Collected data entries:
_ _ _ _

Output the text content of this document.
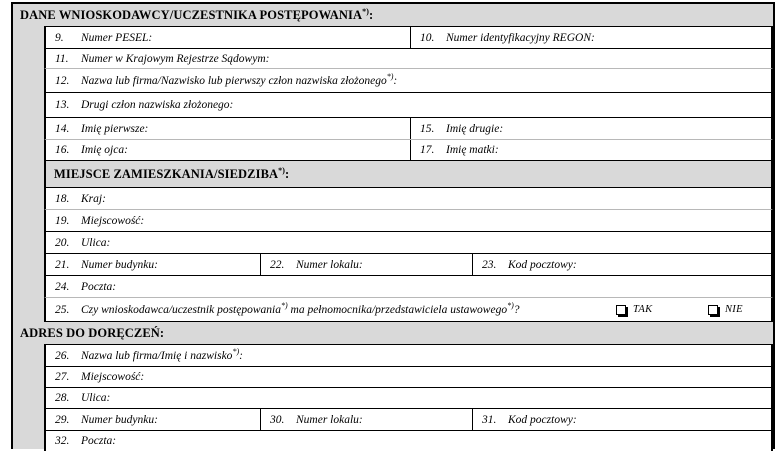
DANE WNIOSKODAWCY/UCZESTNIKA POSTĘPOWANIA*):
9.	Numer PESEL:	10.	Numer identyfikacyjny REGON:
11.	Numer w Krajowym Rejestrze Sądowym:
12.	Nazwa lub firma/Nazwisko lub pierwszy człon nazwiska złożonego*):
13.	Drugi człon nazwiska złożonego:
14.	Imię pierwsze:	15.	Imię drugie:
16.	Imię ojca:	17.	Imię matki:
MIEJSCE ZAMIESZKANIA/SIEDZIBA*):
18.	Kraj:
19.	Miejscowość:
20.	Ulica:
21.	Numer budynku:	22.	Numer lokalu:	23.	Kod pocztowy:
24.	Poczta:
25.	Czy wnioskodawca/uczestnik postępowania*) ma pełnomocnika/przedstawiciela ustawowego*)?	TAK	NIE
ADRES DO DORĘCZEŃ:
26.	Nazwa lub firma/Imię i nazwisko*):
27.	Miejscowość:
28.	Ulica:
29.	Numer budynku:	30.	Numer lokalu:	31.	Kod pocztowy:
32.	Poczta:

_ _ _ _

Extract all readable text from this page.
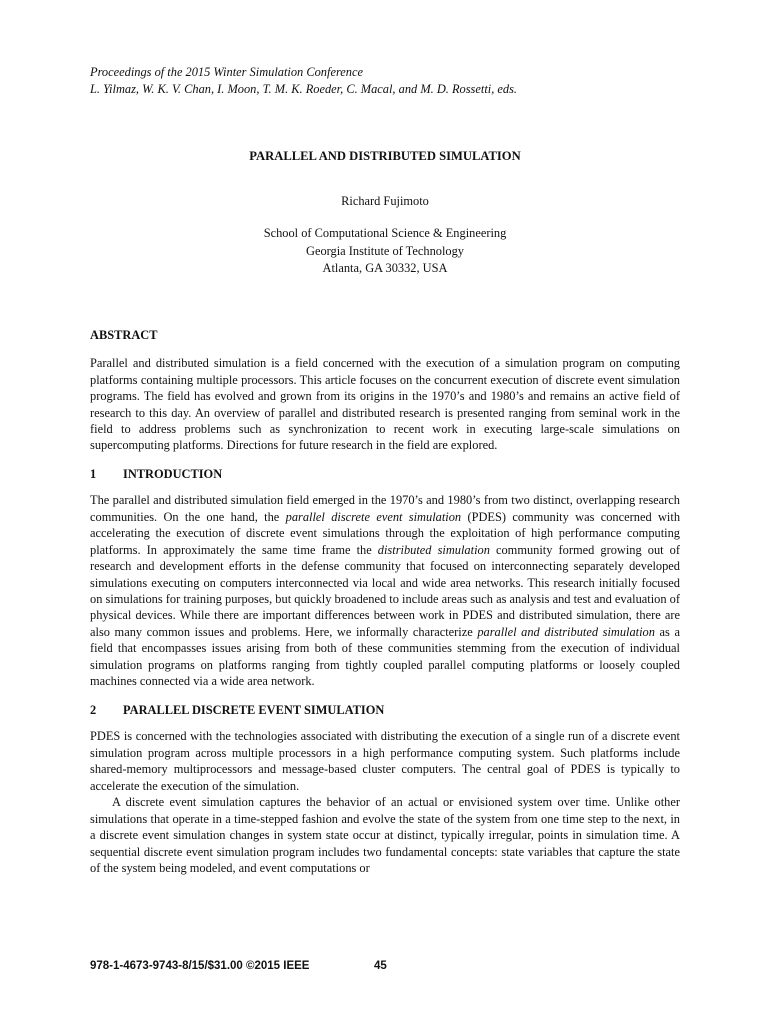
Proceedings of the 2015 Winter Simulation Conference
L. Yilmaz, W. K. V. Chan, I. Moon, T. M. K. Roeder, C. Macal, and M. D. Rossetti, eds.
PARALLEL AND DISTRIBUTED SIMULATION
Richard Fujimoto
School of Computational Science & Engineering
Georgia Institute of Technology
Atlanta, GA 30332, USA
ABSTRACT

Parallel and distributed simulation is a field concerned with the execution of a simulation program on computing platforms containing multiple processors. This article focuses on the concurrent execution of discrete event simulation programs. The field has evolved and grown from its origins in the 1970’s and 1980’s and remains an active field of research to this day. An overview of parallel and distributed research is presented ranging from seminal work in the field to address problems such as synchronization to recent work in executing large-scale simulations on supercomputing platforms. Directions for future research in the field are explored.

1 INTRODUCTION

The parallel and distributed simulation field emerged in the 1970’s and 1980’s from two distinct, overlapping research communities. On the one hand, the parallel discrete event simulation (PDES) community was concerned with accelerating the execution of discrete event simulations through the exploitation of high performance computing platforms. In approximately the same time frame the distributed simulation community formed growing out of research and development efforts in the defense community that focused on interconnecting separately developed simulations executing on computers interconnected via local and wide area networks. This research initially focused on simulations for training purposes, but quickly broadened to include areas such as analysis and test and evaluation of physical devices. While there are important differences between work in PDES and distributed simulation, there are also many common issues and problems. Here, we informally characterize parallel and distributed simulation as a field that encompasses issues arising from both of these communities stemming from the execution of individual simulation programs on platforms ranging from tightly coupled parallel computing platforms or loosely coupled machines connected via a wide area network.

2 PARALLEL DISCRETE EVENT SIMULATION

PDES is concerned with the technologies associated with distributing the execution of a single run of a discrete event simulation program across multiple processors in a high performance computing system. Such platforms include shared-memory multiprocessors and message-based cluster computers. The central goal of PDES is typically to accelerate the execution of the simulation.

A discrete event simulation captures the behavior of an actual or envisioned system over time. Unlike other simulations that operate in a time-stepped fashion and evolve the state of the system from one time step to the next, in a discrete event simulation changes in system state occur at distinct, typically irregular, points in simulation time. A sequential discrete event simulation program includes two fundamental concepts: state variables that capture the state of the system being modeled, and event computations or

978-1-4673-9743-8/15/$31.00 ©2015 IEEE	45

_ _ _ _

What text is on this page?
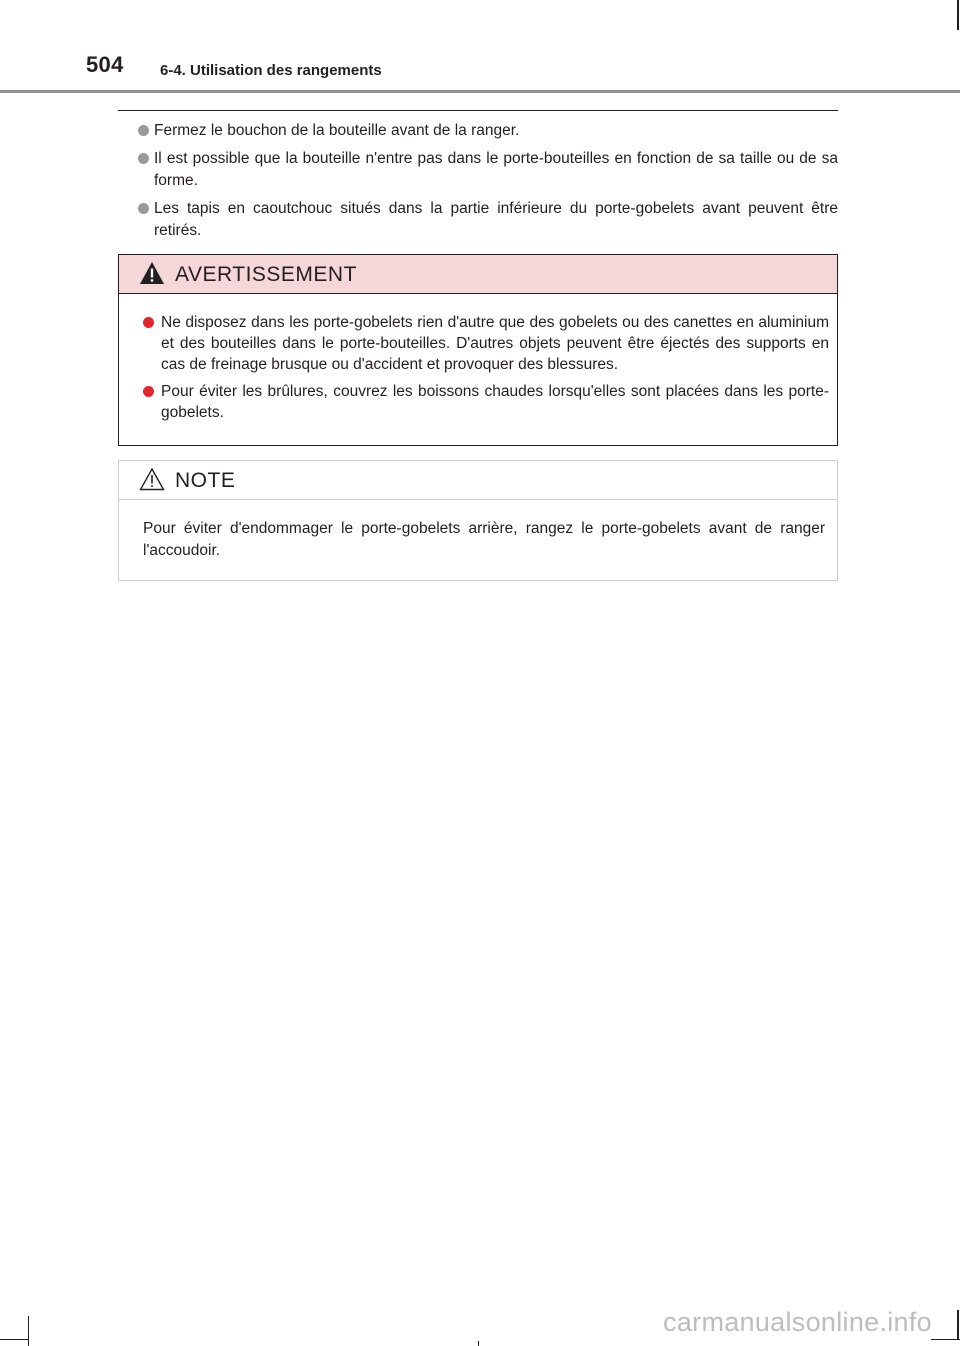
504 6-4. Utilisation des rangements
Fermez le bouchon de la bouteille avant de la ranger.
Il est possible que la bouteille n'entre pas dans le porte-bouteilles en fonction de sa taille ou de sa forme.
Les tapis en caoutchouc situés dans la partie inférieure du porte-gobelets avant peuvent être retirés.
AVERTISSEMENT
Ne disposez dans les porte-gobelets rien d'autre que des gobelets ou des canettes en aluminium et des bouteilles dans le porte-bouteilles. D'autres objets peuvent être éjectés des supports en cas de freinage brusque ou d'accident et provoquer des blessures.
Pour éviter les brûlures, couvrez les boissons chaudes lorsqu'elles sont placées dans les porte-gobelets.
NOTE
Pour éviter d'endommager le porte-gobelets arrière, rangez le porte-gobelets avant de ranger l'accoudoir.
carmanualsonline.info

_ _ _ _

**Requirements**
Locate each line containing the string "pocztowy" and show it.

**Solution to this exercise**
21.	Numer budynku:	22.	Numer lokalu:	23.	Kod pocztowy:
29.	Numer budynku:	30.	Numer lokalu:	31.	Kod pocztowy:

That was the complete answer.